◆ REQUIRED TASK:
Keep only the lines of the data below that contain "JSON", and copy them.

◆ Saved data entries:
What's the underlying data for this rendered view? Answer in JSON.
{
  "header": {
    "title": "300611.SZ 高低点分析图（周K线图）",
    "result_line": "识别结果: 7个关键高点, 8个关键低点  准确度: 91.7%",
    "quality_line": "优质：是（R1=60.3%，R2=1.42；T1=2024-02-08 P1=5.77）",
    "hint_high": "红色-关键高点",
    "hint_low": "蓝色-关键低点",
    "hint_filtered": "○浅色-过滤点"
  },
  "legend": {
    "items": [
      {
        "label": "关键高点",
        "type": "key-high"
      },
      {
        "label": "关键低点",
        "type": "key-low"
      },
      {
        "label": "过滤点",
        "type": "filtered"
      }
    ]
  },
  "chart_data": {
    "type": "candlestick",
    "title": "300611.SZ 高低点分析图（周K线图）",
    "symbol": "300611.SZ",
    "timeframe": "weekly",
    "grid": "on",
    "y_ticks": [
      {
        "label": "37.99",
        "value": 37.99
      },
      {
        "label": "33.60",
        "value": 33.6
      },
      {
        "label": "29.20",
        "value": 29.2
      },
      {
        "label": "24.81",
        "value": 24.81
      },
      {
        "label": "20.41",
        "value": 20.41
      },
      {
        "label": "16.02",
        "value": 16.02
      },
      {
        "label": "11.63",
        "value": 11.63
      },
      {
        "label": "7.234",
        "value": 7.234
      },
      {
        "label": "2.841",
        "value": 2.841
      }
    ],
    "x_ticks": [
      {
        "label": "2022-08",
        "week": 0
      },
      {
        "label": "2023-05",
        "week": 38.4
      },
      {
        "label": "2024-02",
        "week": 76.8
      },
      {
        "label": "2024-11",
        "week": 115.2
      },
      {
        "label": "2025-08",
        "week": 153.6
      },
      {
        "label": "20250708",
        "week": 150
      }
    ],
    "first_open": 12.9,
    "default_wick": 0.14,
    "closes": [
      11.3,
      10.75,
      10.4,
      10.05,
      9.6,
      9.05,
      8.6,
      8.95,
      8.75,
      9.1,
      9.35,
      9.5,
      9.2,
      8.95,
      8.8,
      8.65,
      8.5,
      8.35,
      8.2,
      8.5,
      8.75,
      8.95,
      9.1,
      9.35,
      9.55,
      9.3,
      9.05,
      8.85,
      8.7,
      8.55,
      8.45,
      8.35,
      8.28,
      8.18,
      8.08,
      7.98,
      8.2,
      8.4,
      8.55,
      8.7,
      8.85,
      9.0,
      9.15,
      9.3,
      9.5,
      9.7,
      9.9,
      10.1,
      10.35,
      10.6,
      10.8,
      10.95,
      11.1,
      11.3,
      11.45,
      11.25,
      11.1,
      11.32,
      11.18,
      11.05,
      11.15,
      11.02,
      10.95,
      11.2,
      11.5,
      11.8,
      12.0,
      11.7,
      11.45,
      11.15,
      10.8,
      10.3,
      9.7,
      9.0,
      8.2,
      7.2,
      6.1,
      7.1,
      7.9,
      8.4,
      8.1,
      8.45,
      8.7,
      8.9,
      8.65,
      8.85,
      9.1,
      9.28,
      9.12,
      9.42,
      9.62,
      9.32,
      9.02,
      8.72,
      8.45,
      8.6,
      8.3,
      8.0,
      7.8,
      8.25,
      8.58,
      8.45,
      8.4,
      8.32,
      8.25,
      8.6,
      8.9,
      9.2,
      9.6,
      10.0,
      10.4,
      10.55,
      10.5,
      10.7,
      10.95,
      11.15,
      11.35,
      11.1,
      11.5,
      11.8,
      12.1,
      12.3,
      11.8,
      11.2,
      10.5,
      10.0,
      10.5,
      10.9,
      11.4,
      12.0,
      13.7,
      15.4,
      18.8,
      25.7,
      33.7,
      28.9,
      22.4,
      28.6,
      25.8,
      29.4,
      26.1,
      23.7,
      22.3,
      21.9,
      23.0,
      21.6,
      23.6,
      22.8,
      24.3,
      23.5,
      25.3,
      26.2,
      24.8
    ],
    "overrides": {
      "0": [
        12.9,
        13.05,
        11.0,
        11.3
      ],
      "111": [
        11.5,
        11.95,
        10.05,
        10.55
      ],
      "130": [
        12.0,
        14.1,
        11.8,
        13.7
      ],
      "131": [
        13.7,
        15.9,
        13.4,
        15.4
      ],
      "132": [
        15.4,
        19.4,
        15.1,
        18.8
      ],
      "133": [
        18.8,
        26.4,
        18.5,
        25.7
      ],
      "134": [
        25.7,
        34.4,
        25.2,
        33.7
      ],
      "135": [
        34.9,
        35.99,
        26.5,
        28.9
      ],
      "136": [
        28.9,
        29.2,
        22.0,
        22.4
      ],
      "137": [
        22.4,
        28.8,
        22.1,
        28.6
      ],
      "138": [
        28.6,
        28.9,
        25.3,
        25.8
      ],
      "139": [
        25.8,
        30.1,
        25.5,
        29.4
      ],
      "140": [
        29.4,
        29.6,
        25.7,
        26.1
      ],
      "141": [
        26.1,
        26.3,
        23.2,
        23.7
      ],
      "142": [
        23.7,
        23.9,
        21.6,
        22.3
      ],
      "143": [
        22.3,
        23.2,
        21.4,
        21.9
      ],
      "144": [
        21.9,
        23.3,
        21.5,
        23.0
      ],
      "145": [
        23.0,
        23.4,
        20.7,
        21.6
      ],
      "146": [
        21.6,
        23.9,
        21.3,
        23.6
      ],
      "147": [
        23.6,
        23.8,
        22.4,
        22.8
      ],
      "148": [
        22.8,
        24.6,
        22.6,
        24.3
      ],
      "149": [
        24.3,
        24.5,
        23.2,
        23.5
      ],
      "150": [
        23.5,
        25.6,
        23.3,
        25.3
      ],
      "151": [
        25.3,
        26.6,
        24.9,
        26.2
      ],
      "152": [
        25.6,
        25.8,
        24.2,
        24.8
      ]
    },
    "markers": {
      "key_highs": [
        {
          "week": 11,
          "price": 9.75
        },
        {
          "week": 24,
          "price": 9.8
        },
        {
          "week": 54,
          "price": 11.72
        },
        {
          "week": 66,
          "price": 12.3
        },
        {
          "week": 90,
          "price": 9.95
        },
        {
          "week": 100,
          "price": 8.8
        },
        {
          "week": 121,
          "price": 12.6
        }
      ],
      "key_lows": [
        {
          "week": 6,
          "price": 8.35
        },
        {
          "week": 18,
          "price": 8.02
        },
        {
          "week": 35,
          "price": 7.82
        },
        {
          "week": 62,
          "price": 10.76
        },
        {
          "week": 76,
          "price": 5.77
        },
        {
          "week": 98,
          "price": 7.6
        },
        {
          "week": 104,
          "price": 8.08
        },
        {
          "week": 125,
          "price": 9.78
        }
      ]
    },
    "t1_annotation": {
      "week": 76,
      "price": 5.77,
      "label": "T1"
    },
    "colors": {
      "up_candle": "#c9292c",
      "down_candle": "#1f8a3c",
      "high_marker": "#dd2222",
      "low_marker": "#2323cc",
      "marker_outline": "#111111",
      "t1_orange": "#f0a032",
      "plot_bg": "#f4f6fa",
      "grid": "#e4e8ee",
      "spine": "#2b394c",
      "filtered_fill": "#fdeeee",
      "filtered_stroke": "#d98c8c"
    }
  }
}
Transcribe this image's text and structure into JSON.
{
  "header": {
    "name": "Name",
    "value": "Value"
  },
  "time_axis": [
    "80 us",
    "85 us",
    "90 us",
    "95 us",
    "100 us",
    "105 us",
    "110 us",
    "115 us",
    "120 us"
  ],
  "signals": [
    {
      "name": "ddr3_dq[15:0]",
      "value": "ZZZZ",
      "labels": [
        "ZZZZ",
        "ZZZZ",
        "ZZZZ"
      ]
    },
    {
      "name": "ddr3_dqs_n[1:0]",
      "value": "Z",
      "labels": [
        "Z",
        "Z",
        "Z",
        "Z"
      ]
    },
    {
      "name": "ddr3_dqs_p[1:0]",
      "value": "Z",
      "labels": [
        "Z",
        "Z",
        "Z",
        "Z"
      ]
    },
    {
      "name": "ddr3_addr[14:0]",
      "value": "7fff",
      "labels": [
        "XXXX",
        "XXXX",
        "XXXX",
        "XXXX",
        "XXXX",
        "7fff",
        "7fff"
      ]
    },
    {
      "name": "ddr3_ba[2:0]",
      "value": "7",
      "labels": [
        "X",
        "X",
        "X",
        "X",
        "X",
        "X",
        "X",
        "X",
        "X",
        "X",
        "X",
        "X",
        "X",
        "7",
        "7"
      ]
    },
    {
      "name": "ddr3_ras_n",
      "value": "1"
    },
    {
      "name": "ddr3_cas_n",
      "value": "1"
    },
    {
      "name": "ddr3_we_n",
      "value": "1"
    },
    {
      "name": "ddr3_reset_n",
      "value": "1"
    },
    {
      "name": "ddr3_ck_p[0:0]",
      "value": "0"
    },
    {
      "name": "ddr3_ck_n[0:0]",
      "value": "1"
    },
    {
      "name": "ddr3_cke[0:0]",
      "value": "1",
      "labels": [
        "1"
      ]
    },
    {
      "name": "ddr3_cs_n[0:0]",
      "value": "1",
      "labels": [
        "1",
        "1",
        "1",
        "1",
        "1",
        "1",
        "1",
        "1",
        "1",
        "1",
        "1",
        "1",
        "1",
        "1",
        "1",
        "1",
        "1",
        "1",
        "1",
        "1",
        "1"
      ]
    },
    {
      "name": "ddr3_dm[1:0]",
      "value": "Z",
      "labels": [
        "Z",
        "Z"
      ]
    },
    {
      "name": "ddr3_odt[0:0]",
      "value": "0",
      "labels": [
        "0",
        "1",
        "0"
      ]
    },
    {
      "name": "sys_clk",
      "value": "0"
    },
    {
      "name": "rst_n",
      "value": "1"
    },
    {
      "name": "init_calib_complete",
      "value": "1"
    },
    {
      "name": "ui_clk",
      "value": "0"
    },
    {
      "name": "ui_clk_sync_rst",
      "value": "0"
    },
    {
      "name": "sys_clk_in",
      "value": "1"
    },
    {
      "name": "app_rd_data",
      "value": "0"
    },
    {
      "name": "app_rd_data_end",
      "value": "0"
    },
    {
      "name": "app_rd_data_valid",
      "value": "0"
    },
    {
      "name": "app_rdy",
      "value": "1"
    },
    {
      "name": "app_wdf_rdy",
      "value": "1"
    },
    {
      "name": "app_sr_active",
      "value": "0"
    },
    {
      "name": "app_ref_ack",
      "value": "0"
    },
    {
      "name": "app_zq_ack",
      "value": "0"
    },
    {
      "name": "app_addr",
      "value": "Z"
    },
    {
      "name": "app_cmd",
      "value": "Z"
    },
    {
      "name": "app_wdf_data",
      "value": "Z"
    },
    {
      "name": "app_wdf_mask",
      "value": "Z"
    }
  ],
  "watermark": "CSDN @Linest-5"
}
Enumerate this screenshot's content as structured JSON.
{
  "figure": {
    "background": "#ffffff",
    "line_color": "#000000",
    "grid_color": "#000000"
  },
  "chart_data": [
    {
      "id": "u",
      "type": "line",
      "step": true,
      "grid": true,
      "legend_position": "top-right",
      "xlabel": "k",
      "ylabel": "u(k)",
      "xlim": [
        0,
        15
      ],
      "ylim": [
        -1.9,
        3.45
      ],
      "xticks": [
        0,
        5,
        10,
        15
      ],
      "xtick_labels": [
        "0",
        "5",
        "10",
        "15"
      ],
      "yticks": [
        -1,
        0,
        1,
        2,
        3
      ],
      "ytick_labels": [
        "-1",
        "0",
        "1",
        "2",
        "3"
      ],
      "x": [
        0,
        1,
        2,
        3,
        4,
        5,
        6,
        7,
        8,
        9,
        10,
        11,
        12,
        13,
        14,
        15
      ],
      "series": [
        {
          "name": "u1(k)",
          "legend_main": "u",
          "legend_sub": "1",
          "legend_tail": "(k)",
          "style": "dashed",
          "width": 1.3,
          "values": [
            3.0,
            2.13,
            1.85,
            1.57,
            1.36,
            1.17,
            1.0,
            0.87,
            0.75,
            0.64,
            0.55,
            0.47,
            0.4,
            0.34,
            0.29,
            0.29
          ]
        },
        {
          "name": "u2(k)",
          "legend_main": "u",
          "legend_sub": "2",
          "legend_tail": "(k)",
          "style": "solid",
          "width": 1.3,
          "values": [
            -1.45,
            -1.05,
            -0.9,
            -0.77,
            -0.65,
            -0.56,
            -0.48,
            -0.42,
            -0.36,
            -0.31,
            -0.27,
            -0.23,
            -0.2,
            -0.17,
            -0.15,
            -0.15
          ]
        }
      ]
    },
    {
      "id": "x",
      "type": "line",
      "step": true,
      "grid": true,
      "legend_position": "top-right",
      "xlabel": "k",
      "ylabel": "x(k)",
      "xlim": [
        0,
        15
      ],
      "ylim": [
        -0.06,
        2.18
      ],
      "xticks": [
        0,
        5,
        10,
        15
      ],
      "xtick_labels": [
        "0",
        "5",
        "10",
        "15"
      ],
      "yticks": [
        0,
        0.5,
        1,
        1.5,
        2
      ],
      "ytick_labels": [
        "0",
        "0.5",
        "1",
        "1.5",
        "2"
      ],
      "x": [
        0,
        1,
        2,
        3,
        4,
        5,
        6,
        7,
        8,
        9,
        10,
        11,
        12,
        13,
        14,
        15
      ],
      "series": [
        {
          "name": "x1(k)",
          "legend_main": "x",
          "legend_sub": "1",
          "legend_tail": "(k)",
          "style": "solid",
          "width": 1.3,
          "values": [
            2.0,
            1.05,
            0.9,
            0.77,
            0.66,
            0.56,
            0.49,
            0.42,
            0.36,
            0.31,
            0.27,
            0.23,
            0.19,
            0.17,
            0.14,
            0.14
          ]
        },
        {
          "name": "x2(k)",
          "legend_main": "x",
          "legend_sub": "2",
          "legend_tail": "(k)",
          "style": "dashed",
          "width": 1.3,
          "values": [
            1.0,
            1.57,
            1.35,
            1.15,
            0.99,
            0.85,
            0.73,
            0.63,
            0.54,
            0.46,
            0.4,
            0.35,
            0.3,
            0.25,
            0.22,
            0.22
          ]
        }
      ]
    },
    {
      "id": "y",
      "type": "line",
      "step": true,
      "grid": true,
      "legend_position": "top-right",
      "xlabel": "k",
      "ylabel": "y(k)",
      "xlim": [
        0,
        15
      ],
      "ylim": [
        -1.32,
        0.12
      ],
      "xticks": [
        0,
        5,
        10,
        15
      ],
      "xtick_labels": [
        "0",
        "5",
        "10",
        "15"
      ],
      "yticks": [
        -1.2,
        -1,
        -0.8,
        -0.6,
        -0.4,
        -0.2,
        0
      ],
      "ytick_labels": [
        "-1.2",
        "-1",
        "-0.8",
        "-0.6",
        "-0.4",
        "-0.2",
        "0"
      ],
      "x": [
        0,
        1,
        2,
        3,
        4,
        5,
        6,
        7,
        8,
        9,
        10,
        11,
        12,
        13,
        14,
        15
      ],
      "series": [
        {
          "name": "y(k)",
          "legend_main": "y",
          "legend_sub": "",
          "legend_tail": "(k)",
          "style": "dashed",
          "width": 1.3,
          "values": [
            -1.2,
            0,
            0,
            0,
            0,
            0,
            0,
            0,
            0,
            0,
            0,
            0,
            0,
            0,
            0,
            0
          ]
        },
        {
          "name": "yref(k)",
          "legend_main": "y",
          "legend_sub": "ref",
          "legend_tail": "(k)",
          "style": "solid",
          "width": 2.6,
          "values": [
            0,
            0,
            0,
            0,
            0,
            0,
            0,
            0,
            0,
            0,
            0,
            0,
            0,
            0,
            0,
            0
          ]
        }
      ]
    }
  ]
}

◆ ANSWER TO THIS PROBLEM:
What's the underlying data for this rendered view? Answer in JSON.
Transcribe this image's text and structure into JSON.
Enumerate this screenshot's content as structured JSON.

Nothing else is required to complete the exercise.